▸ **WHAT IS BEING ASKED**:
Pull out every line of the records below that contains the string "panel". Case counts.

▸ **DATA ENTRIES**:

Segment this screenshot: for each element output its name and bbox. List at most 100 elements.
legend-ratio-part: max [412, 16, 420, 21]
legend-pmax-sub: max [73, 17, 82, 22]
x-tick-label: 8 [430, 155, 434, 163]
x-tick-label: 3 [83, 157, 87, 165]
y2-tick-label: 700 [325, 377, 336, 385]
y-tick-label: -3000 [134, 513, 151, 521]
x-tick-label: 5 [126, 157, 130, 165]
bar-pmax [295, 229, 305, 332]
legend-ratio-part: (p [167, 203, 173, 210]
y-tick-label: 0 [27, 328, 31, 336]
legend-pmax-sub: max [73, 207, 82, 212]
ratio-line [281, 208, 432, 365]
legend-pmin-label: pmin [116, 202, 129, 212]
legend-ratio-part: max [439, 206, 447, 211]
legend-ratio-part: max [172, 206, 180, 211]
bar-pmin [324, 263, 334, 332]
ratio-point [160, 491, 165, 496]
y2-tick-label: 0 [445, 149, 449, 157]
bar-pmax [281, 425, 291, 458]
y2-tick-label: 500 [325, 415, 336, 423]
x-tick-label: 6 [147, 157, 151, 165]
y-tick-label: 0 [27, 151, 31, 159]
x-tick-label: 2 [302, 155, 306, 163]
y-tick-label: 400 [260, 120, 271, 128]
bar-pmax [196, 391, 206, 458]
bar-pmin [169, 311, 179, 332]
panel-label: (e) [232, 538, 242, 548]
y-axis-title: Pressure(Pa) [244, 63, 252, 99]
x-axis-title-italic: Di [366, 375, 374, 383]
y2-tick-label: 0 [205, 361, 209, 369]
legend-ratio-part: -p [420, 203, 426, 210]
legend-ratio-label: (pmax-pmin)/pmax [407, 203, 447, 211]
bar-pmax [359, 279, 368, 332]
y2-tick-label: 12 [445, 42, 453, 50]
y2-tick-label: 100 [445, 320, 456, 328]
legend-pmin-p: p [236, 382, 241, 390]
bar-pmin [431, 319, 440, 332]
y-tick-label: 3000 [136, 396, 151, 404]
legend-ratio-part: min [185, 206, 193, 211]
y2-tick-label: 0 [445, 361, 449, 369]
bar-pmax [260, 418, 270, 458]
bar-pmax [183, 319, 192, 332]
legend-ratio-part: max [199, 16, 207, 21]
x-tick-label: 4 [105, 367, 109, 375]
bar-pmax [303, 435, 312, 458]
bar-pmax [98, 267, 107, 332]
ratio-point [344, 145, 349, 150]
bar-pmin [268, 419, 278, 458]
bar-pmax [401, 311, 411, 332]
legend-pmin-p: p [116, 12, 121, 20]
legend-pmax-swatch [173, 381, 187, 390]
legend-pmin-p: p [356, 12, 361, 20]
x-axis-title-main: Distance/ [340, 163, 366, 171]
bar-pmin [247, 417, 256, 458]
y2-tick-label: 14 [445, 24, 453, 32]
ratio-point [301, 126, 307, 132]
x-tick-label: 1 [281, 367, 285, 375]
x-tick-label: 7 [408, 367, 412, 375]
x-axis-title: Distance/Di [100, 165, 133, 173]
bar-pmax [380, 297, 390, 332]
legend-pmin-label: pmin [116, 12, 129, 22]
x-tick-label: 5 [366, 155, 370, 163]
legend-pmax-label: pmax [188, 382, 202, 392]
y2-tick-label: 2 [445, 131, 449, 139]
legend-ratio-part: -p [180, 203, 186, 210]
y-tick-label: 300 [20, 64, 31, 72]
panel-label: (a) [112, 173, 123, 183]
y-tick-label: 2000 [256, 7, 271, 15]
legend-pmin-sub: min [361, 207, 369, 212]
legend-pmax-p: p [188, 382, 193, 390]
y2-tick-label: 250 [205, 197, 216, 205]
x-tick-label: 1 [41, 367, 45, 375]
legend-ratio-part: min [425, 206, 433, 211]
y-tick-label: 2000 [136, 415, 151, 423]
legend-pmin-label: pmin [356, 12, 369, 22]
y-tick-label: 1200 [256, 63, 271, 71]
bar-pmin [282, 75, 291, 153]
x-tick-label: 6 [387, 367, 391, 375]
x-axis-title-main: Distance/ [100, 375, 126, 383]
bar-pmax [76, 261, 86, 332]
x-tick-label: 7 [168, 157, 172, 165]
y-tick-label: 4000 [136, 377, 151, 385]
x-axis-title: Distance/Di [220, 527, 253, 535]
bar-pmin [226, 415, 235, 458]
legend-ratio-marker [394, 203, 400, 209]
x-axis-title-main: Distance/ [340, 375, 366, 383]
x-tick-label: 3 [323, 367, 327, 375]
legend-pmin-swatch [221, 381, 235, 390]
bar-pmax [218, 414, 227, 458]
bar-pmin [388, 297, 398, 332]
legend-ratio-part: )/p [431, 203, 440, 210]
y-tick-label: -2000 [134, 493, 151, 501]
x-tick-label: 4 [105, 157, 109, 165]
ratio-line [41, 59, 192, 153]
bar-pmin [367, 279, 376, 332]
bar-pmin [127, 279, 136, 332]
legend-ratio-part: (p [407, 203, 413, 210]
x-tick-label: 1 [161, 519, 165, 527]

▸ **RESPONSE BELOW**:
panel-label: (e) [232, 538, 242, 548]
panel-label: (a) [112, 173, 123, 183]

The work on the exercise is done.